=== INPUT FOR THIS TASK ===

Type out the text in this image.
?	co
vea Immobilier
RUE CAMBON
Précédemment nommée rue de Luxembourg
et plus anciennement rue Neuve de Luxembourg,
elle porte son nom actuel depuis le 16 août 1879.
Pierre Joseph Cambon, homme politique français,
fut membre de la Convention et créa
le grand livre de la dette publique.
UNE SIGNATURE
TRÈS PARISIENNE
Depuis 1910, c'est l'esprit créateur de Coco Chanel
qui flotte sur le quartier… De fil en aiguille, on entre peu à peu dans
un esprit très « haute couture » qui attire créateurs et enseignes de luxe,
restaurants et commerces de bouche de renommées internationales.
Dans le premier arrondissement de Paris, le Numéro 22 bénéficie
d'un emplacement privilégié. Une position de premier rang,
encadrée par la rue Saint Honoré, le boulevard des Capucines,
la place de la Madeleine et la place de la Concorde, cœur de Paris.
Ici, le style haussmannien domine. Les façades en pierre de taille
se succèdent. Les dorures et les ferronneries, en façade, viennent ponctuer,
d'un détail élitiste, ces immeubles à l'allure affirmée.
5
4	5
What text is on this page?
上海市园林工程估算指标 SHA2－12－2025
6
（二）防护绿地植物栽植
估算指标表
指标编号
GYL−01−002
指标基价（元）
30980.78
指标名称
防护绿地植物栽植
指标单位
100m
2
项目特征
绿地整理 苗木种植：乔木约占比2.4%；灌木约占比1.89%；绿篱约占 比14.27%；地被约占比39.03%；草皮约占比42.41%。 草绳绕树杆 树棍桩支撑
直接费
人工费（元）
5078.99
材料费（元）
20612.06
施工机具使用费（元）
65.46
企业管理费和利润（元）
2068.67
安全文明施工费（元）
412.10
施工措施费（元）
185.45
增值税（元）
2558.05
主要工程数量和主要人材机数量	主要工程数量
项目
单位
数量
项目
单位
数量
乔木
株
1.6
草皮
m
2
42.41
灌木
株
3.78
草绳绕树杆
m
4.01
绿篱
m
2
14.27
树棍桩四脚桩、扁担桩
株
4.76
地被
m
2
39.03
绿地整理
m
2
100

===
=== INPUT FOR THIS TASK ===

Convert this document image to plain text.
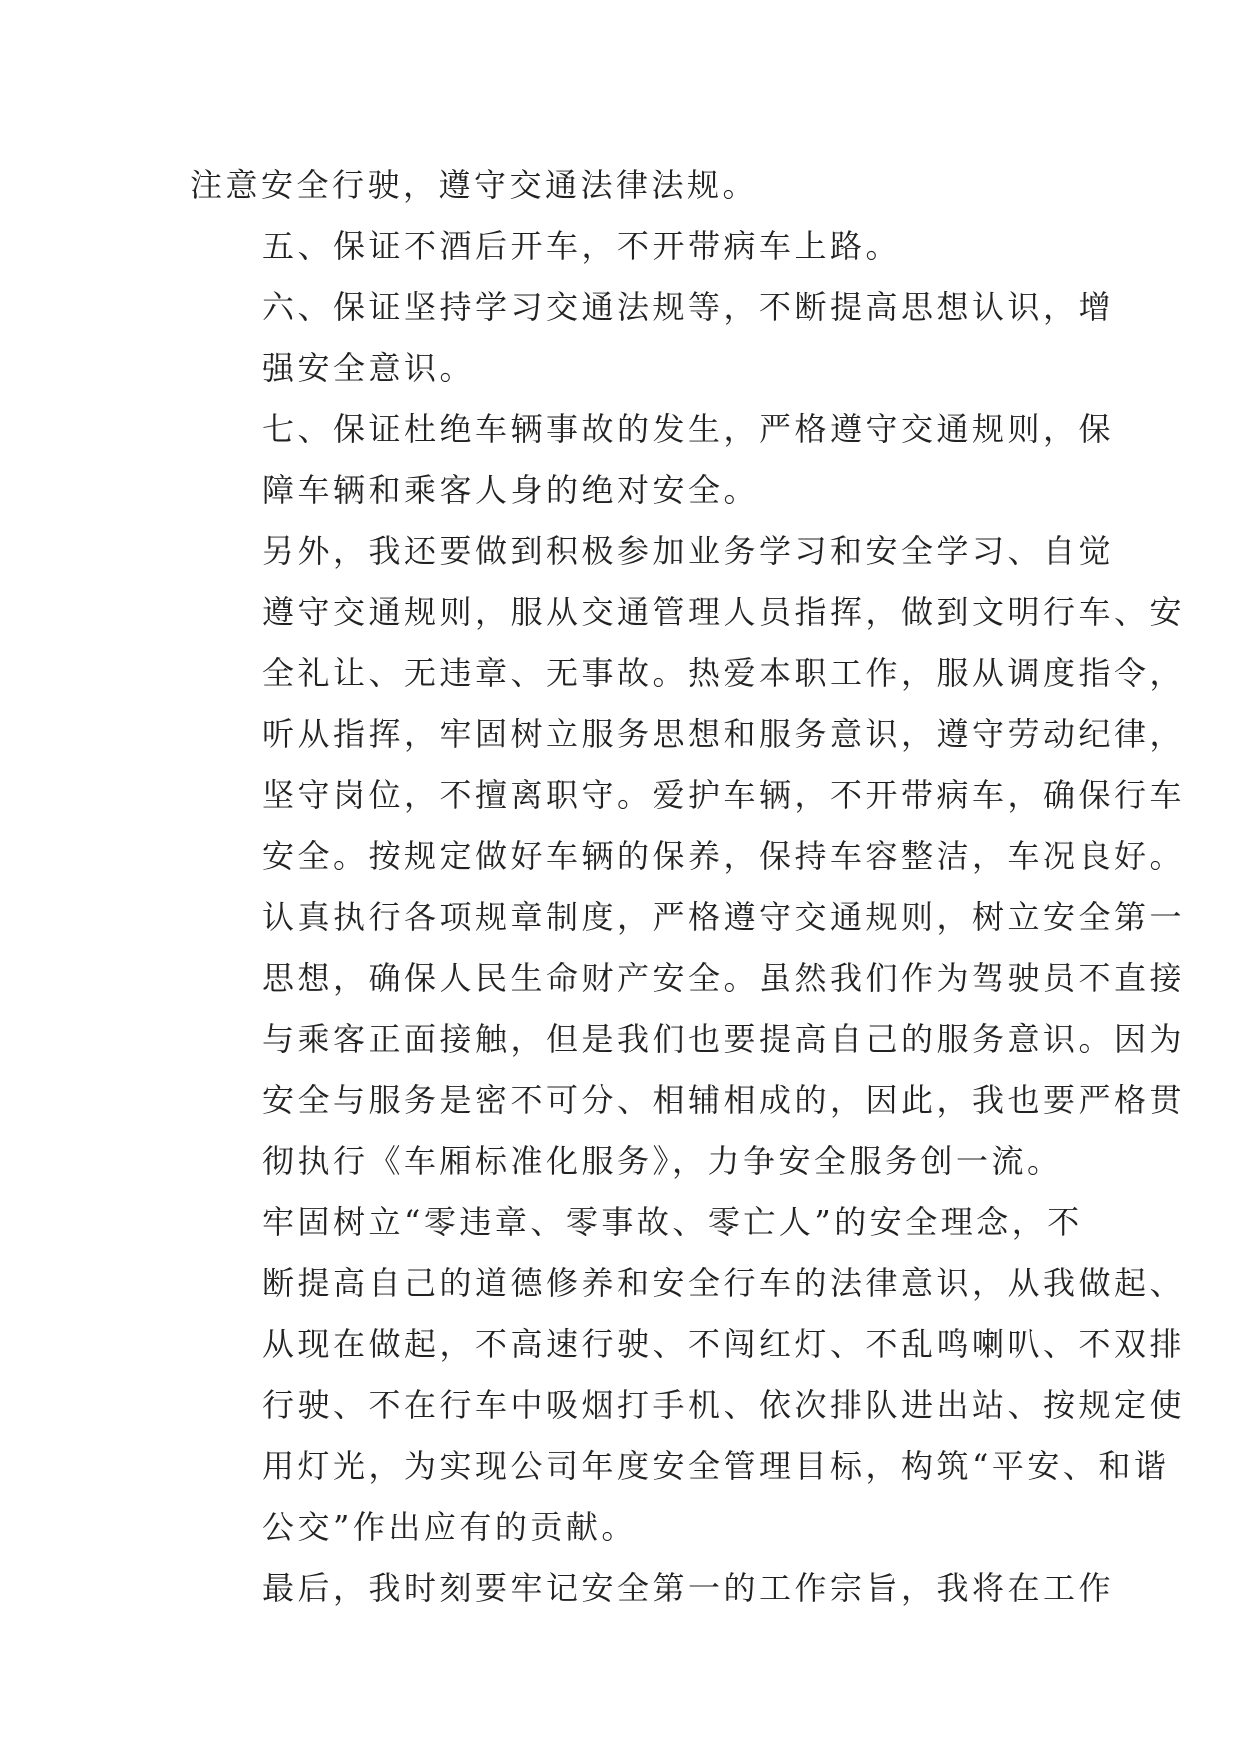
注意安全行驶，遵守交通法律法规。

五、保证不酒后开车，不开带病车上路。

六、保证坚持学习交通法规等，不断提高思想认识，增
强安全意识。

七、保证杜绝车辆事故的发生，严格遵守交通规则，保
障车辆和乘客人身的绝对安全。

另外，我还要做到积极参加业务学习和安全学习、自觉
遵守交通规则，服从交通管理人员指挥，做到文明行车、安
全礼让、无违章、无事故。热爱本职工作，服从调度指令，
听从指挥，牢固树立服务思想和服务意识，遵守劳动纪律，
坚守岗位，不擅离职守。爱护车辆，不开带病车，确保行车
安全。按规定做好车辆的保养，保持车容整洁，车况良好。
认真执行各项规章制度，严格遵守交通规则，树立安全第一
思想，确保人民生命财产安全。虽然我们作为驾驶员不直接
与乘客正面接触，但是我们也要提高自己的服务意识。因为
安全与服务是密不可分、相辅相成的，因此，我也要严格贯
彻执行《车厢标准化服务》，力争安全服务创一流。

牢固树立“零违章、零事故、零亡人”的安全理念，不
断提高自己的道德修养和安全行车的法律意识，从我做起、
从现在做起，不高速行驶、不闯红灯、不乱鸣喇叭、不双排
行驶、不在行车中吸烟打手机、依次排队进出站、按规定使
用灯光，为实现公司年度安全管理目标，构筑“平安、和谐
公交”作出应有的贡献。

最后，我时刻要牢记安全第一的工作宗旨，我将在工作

===
=== INPUT FOR THIS TASK ===

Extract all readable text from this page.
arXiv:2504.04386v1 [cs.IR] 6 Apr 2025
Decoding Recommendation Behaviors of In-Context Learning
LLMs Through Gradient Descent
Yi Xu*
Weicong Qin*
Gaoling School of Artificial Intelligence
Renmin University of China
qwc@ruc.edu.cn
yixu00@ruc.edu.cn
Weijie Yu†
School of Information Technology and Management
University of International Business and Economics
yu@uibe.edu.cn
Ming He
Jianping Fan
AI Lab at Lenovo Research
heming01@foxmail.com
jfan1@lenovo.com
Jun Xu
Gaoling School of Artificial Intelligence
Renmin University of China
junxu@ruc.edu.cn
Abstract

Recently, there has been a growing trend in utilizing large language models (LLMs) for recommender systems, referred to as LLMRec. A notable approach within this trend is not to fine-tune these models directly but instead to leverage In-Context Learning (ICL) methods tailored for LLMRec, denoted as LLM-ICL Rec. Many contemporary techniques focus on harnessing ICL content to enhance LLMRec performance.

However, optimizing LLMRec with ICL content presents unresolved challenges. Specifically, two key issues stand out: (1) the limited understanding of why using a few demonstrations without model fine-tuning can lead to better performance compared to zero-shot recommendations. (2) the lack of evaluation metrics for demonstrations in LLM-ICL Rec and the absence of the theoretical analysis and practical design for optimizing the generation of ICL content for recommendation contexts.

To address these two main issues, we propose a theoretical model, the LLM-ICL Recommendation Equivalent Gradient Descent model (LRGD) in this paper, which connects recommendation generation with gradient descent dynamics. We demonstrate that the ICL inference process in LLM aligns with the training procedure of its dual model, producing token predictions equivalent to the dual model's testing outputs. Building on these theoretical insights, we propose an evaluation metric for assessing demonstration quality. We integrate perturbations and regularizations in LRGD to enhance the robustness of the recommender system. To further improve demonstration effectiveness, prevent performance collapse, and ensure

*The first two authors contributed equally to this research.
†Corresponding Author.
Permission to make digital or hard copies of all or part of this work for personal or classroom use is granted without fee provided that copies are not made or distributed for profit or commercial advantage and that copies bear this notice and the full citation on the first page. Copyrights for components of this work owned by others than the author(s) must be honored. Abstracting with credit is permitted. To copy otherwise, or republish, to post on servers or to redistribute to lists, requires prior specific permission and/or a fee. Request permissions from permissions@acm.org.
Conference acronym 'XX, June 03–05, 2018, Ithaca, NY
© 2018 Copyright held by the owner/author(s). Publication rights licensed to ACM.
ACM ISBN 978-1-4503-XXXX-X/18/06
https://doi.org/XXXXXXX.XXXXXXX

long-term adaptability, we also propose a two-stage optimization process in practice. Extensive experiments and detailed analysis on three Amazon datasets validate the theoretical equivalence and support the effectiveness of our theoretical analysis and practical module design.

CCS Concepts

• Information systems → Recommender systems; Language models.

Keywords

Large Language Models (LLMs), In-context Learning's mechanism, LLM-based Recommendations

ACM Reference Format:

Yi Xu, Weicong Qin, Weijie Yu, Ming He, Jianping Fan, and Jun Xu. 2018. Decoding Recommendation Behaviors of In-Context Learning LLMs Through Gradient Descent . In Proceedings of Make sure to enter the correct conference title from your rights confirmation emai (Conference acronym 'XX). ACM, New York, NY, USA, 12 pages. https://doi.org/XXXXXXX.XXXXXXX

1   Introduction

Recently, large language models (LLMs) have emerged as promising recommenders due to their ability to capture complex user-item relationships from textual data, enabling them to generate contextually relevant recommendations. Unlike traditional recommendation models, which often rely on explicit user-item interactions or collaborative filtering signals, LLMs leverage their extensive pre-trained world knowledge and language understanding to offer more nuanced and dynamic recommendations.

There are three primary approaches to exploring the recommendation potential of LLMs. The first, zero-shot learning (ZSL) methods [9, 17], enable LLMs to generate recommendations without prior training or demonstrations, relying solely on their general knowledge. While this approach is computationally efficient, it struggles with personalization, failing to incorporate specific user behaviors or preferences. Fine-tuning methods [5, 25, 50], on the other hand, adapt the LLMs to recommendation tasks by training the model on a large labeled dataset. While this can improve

===

*WRITTEN INSTRUCTION*
Go through the material above and copy each line that has the word "Decoding".

*EXPECTED ANSWER*
Decoding Recommendation Behaviors of In-Context Learning
Yi Xu, Weicong Qin, Weijie Yu, Ming He, Jianping Fan, and Jun Xu. 2018. Decoding Recommendation Behaviors of In-Context Learning LLMs Through Gradient Descent . In Proceedings of Make sure to enter the correct conference title from your rights confirmation emai (Conference acronym 'XX). ACM, New York, NY, USA, 12 pages. https://doi.org/XXXXXXX.XXXXXXX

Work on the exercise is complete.